Stored entries
────────────────

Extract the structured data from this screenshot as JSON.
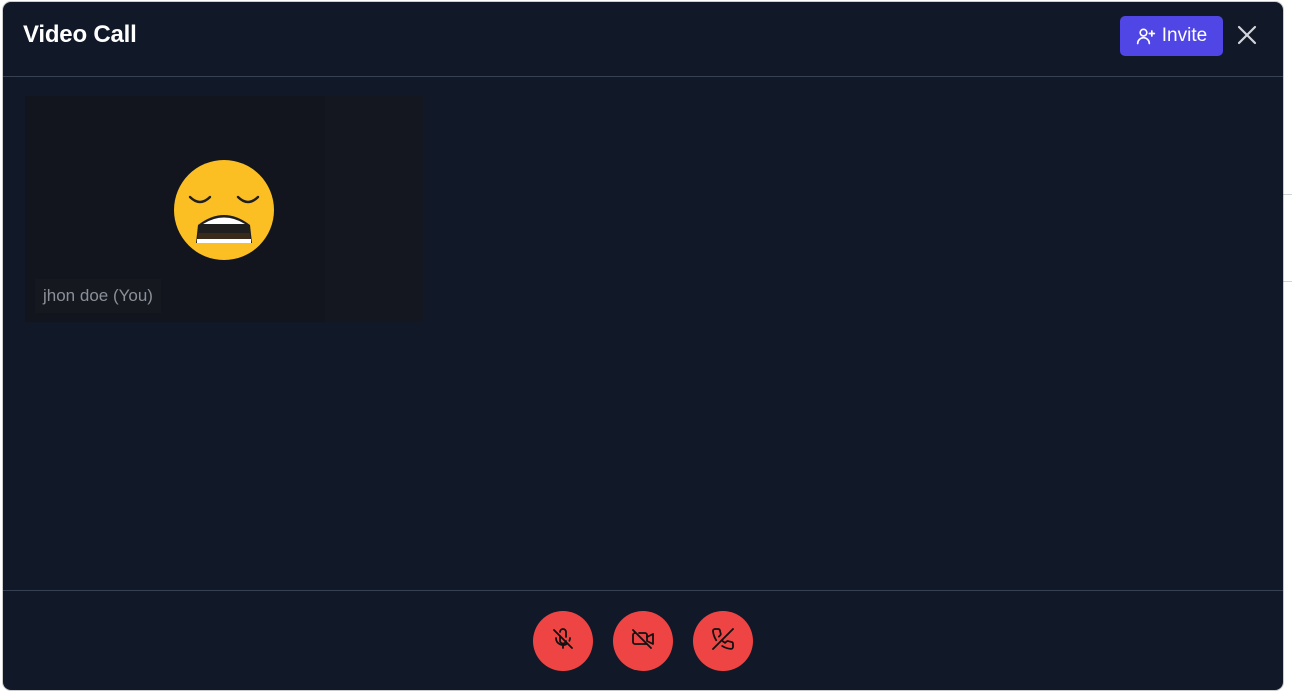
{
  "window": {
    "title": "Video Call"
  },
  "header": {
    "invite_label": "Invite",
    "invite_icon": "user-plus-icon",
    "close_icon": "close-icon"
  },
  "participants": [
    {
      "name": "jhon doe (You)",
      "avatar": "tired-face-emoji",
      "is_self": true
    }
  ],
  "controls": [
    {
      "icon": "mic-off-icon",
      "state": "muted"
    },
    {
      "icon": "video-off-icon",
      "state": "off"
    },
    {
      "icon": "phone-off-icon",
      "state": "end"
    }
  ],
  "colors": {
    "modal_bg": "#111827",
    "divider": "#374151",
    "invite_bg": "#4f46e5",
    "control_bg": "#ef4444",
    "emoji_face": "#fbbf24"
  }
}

────────────────

*WHAT TO PRODUCE:* Check all the records above and select each line where the string "icon" is found.

*CORRECT RESULT:*
    "invite_icon": "user-plus-icon",
    "close_icon": "close-icon"
      "icon": "mic-off-icon",
      "icon": "video-off-icon",
      "icon": "phone-off-icon",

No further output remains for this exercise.